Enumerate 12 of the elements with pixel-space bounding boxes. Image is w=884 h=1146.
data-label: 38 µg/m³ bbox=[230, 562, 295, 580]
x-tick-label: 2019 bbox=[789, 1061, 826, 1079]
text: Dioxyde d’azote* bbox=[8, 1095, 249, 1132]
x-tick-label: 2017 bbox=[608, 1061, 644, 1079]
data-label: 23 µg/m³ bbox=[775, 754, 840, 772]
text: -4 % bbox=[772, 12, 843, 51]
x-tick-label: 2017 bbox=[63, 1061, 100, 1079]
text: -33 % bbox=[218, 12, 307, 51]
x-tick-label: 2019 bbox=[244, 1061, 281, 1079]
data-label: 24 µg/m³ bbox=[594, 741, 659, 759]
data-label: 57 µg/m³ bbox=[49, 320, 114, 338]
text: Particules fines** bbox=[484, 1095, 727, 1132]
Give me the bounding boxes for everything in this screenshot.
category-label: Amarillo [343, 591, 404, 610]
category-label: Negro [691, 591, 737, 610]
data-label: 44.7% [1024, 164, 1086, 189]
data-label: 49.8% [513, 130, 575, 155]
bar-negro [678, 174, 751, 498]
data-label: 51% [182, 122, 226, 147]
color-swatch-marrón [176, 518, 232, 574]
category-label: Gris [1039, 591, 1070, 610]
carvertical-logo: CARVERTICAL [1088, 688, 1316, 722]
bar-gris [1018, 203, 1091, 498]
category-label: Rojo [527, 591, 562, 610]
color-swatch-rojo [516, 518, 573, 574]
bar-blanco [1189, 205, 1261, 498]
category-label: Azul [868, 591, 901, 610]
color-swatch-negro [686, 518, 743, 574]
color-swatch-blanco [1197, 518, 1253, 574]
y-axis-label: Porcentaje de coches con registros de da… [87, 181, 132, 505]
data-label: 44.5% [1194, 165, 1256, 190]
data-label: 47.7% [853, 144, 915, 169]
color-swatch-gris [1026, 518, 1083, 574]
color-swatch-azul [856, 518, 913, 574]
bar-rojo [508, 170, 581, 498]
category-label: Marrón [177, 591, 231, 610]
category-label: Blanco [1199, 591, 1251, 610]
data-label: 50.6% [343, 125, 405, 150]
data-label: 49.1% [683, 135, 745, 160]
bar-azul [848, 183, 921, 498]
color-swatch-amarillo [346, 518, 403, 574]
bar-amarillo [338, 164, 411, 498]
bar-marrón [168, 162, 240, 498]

- - -

Set exercise ::
Copy out every line of the records above without changing a single character.

Task result ::
Enumerate 12 of the elements with pixel-space bounding boxes. Image is w=884 h=1146.
data-label: 38 µg/m³ bbox=[230, 562, 295, 580]
x-tick-label: 2019 bbox=[789, 1061, 826, 1079]
text: Dioxyde d’azote* bbox=[8, 1095, 249, 1132]
x-tick-label: 2017 bbox=[608, 1061, 644, 1079]
data-label: 23 µg/m³ bbox=[775, 754, 840, 772]
text: -4 % bbox=[772, 12, 843, 51]
x-tick-label: 2017 bbox=[63, 1061, 100, 1079]
text: -33 % bbox=[218, 12, 307, 51]
x-tick-label: 2019 bbox=[244, 1061, 281, 1079]
data-label: 24 µg/m³ bbox=[594, 741, 659, 759]
data-label: 57 µg/m³ bbox=[49, 320, 114, 338]
text: Particules fines** bbox=[484, 1095, 727, 1132]
Give me the bounding boxes for everything in this screenshot.
category-label: Amarillo [343, 591, 404, 610]
category-label: Negro [691, 591, 737, 610]
data-label: 44.7% [1024, 164, 1086, 189]
data-label: 49.8% [513, 130, 575, 155]
bar-negro [678, 174, 751, 498]
data-label: 51% [182, 122, 226, 147]
color-swatch-marrón [176, 518, 232, 574]
category-label: Gris [1039, 591, 1070, 610]
carvertical-logo: CARVERTICAL [1088, 688, 1316, 722]
bar-gris [1018, 203, 1091, 498]
category-label: Rojo [527, 591, 562, 610]
color-swatch-rojo [516, 518, 573, 574]
bar-blanco [1189, 205, 1261, 498]
category-label: Azul [868, 591, 901, 610]
color-swatch-negro [686, 518, 743, 574]
color-swatch-blanco [1197, 518, 1253, 574]
y-axis-label: Porcentaje de coches con registros de da… [87, 181, 132, 505]
data-label: 44.5% [1194, 165, 1256, 190]
data-label: 47.7% [853, 144, 915, 169]
color-swatch-gris [1026, 518, 1083, 574]
color-swatch-azul [856, 518, 913, 574]
bar-rojo [508, 170, 581, 498]
category-label: Marrón [177, 591, 231, 610]
category-label: Blanco [1199, 591, 1251, 610]
data-label: 50.6% [343, 125, 405, 150]
data-label: 49.1% [683, 135, 745, 160]
bar-azul [848, 183, 921, 498]
color-swatch-amarillo [346, 518, 403, 574]
bar-amarillo [338, 164, 411, 498]
bar-marrón [168, 162, 240, 498]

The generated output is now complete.